- [Extracted information]:
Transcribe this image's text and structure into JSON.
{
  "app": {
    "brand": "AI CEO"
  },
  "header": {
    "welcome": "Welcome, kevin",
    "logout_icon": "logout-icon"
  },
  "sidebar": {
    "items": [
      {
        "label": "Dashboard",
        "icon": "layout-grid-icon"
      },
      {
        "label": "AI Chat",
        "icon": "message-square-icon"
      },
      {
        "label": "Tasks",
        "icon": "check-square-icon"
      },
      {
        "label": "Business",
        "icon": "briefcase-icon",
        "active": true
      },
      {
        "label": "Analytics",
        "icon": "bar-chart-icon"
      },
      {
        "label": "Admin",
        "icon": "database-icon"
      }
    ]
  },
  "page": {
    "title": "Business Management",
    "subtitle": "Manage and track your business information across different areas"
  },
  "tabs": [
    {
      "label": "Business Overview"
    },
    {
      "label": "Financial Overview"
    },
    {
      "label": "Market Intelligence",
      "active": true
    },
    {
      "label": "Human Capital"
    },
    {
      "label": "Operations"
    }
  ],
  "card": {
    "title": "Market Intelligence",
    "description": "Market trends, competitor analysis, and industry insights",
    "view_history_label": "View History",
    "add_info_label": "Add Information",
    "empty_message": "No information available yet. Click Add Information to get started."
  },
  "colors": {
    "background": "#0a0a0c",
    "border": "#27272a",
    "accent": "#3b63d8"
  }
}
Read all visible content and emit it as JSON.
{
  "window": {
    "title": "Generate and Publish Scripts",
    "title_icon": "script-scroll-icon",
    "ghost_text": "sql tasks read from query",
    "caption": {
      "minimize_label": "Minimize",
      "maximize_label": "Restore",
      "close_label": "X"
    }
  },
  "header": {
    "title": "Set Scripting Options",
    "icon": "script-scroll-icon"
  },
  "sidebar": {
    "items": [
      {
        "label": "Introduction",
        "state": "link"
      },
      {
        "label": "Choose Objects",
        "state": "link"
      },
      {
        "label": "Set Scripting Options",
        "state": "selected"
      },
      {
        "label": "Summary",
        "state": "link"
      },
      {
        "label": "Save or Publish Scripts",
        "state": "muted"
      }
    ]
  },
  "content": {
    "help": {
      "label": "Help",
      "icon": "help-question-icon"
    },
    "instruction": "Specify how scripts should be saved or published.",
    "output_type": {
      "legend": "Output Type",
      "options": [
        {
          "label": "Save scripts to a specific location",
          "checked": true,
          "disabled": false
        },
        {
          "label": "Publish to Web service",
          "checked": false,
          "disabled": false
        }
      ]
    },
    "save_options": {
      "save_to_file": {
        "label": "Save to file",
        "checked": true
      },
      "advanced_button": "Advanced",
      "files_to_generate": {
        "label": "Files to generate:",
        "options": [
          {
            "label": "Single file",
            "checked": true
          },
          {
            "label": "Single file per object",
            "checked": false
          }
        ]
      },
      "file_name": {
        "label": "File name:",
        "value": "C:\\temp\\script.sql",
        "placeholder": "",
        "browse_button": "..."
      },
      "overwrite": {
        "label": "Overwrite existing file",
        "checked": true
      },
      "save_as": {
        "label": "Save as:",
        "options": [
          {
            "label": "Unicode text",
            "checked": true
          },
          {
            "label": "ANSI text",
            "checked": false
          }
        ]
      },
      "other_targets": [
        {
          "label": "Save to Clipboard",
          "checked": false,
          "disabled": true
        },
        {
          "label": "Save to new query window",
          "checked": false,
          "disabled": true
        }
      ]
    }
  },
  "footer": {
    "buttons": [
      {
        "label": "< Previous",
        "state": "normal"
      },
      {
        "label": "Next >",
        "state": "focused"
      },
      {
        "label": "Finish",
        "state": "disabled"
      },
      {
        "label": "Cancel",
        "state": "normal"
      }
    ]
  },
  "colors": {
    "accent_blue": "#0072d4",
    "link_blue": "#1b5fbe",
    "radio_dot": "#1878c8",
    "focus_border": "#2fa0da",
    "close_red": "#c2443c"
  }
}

- [Your objective]: Copy out each line of the entries that holds "window".

- [The output]:
  "window": {
          "label": "Save to new query window",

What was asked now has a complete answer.